What you should do => Reproduce all records verbatim.

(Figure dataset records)
++++++

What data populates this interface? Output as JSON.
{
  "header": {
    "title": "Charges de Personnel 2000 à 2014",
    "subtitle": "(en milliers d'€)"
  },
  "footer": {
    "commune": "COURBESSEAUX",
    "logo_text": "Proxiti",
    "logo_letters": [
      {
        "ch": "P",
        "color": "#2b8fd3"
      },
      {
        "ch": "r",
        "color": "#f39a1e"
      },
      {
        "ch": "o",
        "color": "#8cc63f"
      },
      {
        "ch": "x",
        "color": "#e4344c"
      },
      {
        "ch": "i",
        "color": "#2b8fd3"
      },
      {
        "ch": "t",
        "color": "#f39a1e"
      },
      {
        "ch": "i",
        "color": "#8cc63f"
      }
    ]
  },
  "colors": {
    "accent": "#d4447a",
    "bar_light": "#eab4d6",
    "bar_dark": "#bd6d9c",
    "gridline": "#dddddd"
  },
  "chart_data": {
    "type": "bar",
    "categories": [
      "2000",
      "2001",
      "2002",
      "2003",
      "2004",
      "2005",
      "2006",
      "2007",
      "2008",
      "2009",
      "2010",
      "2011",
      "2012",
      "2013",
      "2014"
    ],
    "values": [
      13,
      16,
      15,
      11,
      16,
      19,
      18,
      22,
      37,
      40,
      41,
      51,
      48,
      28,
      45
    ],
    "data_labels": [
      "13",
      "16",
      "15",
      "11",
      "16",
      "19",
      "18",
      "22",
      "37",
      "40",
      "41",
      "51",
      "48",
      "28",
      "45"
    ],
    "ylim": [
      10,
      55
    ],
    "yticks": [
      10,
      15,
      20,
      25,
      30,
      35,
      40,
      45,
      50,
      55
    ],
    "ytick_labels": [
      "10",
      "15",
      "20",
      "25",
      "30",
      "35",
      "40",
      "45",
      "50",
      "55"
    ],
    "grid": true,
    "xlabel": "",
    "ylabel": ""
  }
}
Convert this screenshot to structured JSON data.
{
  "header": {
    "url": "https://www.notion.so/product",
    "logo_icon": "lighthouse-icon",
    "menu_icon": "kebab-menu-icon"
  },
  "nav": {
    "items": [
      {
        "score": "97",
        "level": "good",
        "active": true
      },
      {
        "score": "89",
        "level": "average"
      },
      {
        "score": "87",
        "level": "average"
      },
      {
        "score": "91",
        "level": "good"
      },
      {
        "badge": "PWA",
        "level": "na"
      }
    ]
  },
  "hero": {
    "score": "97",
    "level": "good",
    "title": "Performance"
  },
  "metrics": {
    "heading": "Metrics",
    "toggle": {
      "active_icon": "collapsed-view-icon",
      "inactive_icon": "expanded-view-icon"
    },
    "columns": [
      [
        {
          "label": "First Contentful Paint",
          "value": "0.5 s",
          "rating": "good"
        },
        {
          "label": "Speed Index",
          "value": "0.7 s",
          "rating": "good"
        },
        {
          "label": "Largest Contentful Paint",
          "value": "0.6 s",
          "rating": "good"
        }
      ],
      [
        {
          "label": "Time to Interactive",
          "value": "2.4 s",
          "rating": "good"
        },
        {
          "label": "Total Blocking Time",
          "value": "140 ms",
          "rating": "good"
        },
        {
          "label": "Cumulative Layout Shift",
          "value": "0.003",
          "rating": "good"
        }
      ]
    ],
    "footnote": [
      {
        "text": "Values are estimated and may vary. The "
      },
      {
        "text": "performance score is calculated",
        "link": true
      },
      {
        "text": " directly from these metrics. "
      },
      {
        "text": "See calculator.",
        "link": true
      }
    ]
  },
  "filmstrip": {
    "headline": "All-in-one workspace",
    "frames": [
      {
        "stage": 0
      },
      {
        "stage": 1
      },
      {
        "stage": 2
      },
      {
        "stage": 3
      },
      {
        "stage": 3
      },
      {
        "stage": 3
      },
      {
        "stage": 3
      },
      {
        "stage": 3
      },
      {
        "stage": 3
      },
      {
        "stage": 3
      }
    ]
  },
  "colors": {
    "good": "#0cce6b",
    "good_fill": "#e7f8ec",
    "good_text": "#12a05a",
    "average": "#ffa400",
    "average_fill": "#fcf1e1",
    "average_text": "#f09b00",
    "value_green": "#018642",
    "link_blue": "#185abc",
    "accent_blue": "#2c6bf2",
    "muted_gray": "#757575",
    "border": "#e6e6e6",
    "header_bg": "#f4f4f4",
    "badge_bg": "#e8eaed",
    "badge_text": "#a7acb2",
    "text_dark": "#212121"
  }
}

++++++

Solution to the problem =>
What data populates this interface? Output as JSON.
{
  "header": {
    "title": "Charges de Personnel 2000 à 2014",
    "subtitle": "(en milliers d'€)"
  },
  "footer": {
    "commune": "COURBESSEAUX",
    "logo_text": "Proxiti",
    "logo_letters": [
      {
        "ch": "P",
        "color": "#2b8fd3"
      },
      {
        "ch": "r",
        "color": "#f39a1e"
      },
      {
        "ch": "o",
        "color": "#8cc63f"
      },
      {
        "ch": "x",
        "color": "#e4344c"
      },
      {
        "ch": "i",
        "color": "#2b8fd3"
      },
      {
        "ch": "t",
        "color": "#f39a1e"
      },
      {
        "ch": "i",
        "color": "#8cc63f"
      }
    ]
  },
  "colors": {
    "accent": "#d4447a",
    "bar_light": "#eab4d6",
    "bar_dark": "#bd6d9c",
    "gridline": "#dddddd"
  },
  "chart_data": {
    "type": "bar",
    "categories": [
      "2000",
      "2001",
      "2002",
      "2003",
      "2004",
      "2005",
      "2006",
      "2007",
      "2008",
      "2009",
      "2010",
      "2011",
      "2012",
      "2013",
      "2014"
    ],
    "values": [
      13,
      16,
      15,
      11,
      16,
      19,
      18,
      22,
      37,
      40,
      41,
      51,
      48,
      28,
      45
    ],
    "data_labels": [
      "13",
      "16",
      "15",
      "11",
      "16",
      "19",
      "18",
      "22",
      "37",
      "40",
      "41",
      "51",
      "48",
      "28",
      "45"
    ],
    "ylim": [
      10,
      55
    ],
    "yticks": [
      10,
      15,
      20,
      25,
      30,
      35,
      40,
      45,
      50,
      55
    ],
    "ytick_labels": [
      "10",
      "15",
      "20",
      "25",
      "30",
      "35",
      "40",
      "45",
      "50",
      "55"
    ],
    "grid": true,
    "xlabel": "",
    "ylabel": ""
  }
}
Convert this screenshot to structured JSON data.
{
  "header": {
    "url": "https://www.notion.so/product",
    "logo_icon": "lighthouse-icon",
    "menu_icon": "kebab-menu-icon"
  },
  "nav": {
    "items": [
      {
        "score": "97",
        "level": "good",
        "active": true
      },
      {
        "score": "89",
        "level": "average"
      },
      {
        "score": "87",
        "level": "average"
      },
      {
        "score": "91",
        "level": "good"
      },
      {
        "badge": "PWA",
        "level": "na"
      }
    ]
  },
  "hero": {
    "score": "97",
    "level": "good",
    "title": "Performance"
  },
  "metrics": {
    "heading": "Metrics",
    "toggle": {
      "active_icon": "collapsed-view-icon",
      "inactive_icon": "expanded-view-icon"
    },
    "columns": [
      [
        {
          "label": "First Contentful Paint",
          "value": "0.5 s",
          "rating": "good"
        },
        {
          "label": "Speed Index",
          "value": "0.7 s",
          "rating": "good"
        },
        {
          "label": "Largest Contentful Paint",
          "value": "0.6 s",
          "rating": "good"
        }
      ],
      [
        {
          "label": "Time to Interactive",
          "value": "2.4 s",
          "rating": "good"
        },
        {
          "label": "Total Blocking Time",
          "value": "140 ms",
          "rating": "good"
        },
        {
          "label": "Cumulative Layout Shift",
          "value": "0.003",
          "rating": "good"
        }
      ]
    ],
    "footnote": [
      {
        "text": "Values are estimated and may vary. The "
      },
      {
        "text": "performance score is calculated",
        "link": true
      },
      {
        "text": " directly from these metrics. "
      },
      {
        "text": "See calculator.",
        "link": true
      }
    ]
  },
  "filmstrip": {
    "headline": "All-in-one workspace",
    "frames": [
      {
        "stage": 0
      },
      {
        "stage": 1
      },
      {
        "stage": 2
      },
      {
        "stage": 3
      },
      {
        "stage": 3
      },
      {
        "stage": 3
      },
      {
        "stage": 3
      },
      {
        "stage": 3
      },
      {
        "stage": 3
      },
      {
        "stage": 3
      }
    ]
  },
  "colors": {
    "good": "#0cce6b",
    "good_fill": "#e7f8ec",
    "good_text": "#12a05a",
    "average": "#ffa400",
    "average_fill": "#fcf1e1",
    "average_text": "#f09b00",
    "value_green": "#018642",
    "link_blue": "#185abc",
    "accent_blue": "#2c6bf2",
    "muted_gray": "#757575",
    "border": "#e6e6e6",
    "header_bg": "#f4f4f4",
    "badge_bg": "#e8eaed",
    "badge_text": "#a7acb2",
    "text_dark": "#212121"
  }
}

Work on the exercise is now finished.